--- start of INPUT RECORDS ---

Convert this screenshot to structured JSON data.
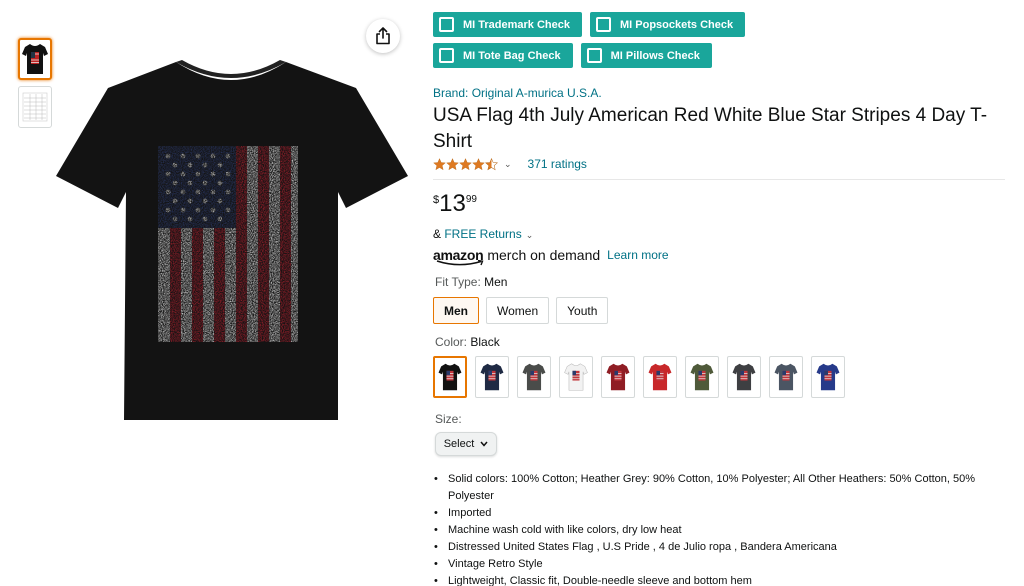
{
  "mi_buttons": [
    {
      "label": "MI Trademark Check"
    },
    {
      "label": "MI Popsockets Check"
    },
    {
      "label": "MI Tote Bag Check"
    },
    {
      "label": "MI Pillows Check"
    }
  ],
  "product": {
    "brand": "Brand: Original A-murica U.S.A.",
    "title": "USA Flag 4th July American Red White Blue Star Stripes 4 Day T-Shirt",
    "rating_stars": 4.5,
    "ratings_text": "371 ratings",
    "price": {
      "symbol": "$",
      "whole": "13",
      "fraction": "99"
    },
    "returns_prefix": "& ",
    "returns_link": "FREE Returns",
    "merch": {
      "logo": "amazon",
      "text": "merch on demand",
      "learn_more": "Learn more"
    }
  },
  "fit_type": {
    "label": "Fit Type: ",
    "value": "Men",
    "options": [
      "Men",
      "Women",
      "Youth"
    ],
    "selected": "Men"
  },
  "color": {
    "label": "Color: ",
    "value": "Black",
    "swatches": [
      {
        "name": "Black",
        "hex": "#111111"
      },
      {
        "name": "Navy",
        "hex": "#1f2a44"
      },
      {
        "name": "Dark Heather",
        "hex": "#4a4c4a"
      },
      {
        "name": "White",
        "hex": "#f2f2f2"
      },
      {
        "name": "Cranberry",
        "hex": "#8f1d24"
      },
      {
        "name": "Red",
        "hex": "#c8282a"
      },
      {
        "name": "Olive",
        "hex": "#4f5a3a"
      },
      {
        "name": "Heather Grey Dark",
        "hex": "#3e3f42"
      },
      {
        "name": "Slate",
        "hex": "#4b5563"
      },
      {
        "name": "Royal Blue",
        "hex": "#263a8a"
      }
    ],
    "selected_index": 0
  },
  "size": {
    "label": "Size:",
    "select_label": "Select"
  },
  "bullets": [
    "Solid colors: 100% Cotton; Heather Grey: 90% Cotton, 10% Polyester; All Other Heathers: 50% Cotton, 50% Polyester",
    "Imported",
    "Machine wash cold with like colors, dry low heat",
    "Distressed United States Flag , U.S Pride , 4 de Julio ropa , Bandera Americana",
    "Vintage Retro Style",
    "Lightweight, Classic fit, Double-needle sleeve and bottom hem"
  ],
  "icons": {
    "share": "share-icon",
    "chevron": "chevron-down-icon",
    "star": "star-icon"
  },
  "colors": {
    "link": "#007185",
    "accent": "#e77600",
    "mi_button": "#1aa69b",
    "star": "#de7921"
  }
}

--- end of INPUT RECORDS ---

Using the data above, say how many lines include "Check". No other reply is needed.

--- EXPECTED ANSWER ---
4